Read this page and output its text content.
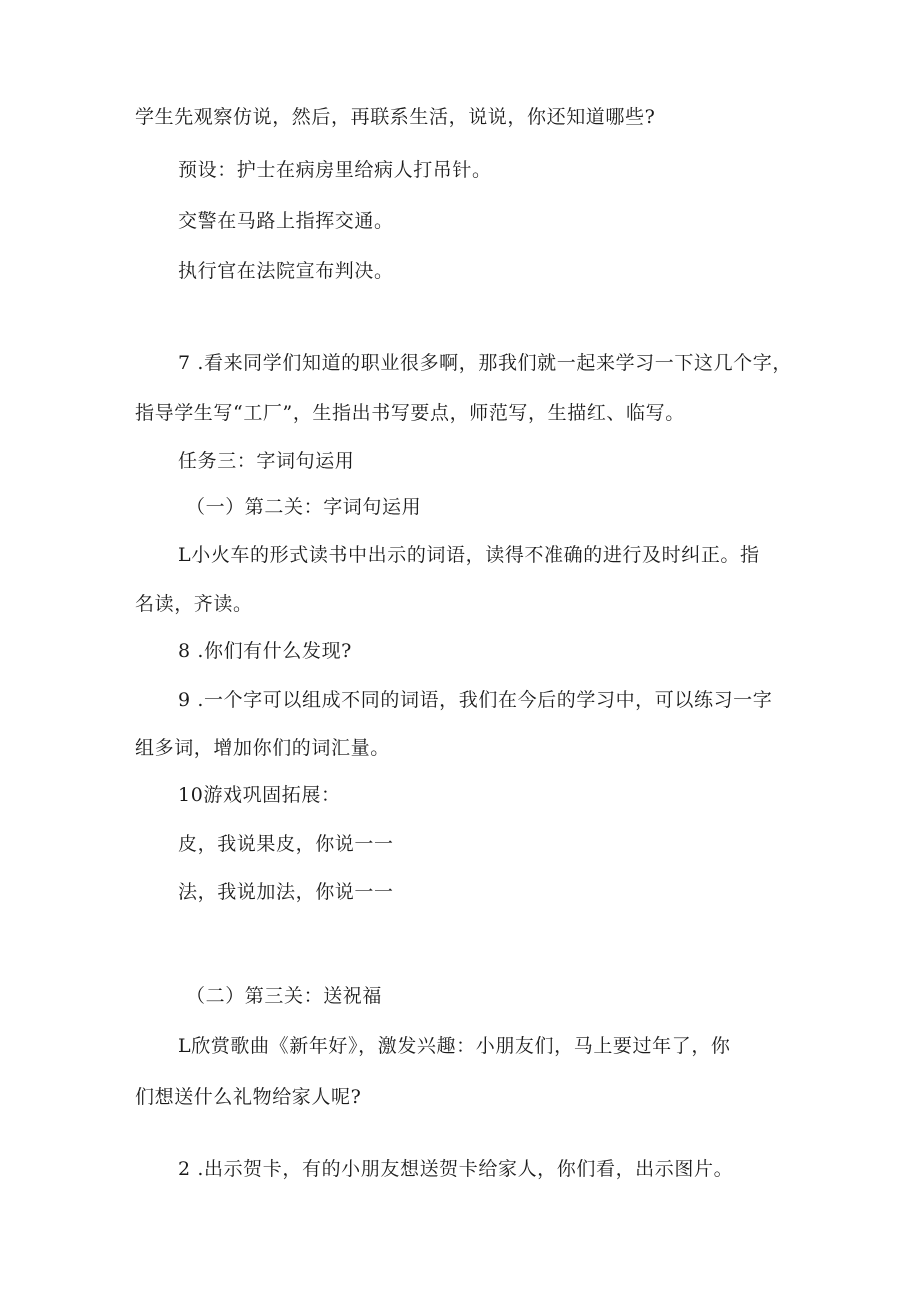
学生先观察仿说，然后，再联系生活，说说，你还知道哪些?

预设：护士在病房里给病人打吊针。

交警在马路上指挥交通。

执行官在法院宣布判决。

7 .看来同学们知道的职业很多啊，那我们就一起来学习一下这几个字，

指导学生写“工厂”，生指出书写要点，师范写，生描红、临写。

任务三：字词句运用

（一）第二关：字词句运用

L小火车的形式读书中出示的词语，读得不准确的进行及时纠正。指

名读，齐读。

8 .你们有什么发现?

9 .一个字可以组成不同的词语，我们在今后的学习中，可以练习一字

组多词，增加你们的词汇量。

10游戏巩固拓展：

皮，我说果皮，你说一一

法，我说加法，你说一一

（二）第三关：送祝福

L欣赏歌曲《新年好》，激发兴趣：小朋友们，马上要过年了，你

们想送什么礼物给家人呢?

2 .出示贺卡，有的小朋友想送贺卡给家人，你们看，出示图片。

__________________________________________________

*TASK REQUIREMENTS:*
Reproduce every entry word for word, but omit the pictures.

*ANSWER TO THE TASK:*
Read this page and output its text content.
学生先观察仿说，然后，再联系生活，说说，你还知道哪些?

预设：护士在病房里给病人打吊针。

交警在马路上指挥交通。

执行官在法院宣布判决。

7 .看来同学们知道的职业很多啊，那我们就一起来学习一下这几个字，

指导学生写“工厂”，生指出书写要点，师范写，生描红、临写。

任务三：字词句运用

（一）第二关：字词句运用

L小火车的形式读书中出示的词语，读得不准确的进行及时纠正。指

名读，齐读。

8 .你们有什么发现?

9 .一个字可以组成不同的词语，我们在今后的学习中，可以练习一字

组多词，增加你们的词汇量。

10游戏巩固拓展：

皮，我说果皮，你说一一

法，我说加法，你说一一

（二）第三关：送祝福

L欣赏歌曲《新年好》，激发兴趣：小朋友们，马上要过年了，你

们想送什么礼物给家人呢?

2 .出示贺卡，有的小朋友想送贺卡给家人，你们看，出示图片。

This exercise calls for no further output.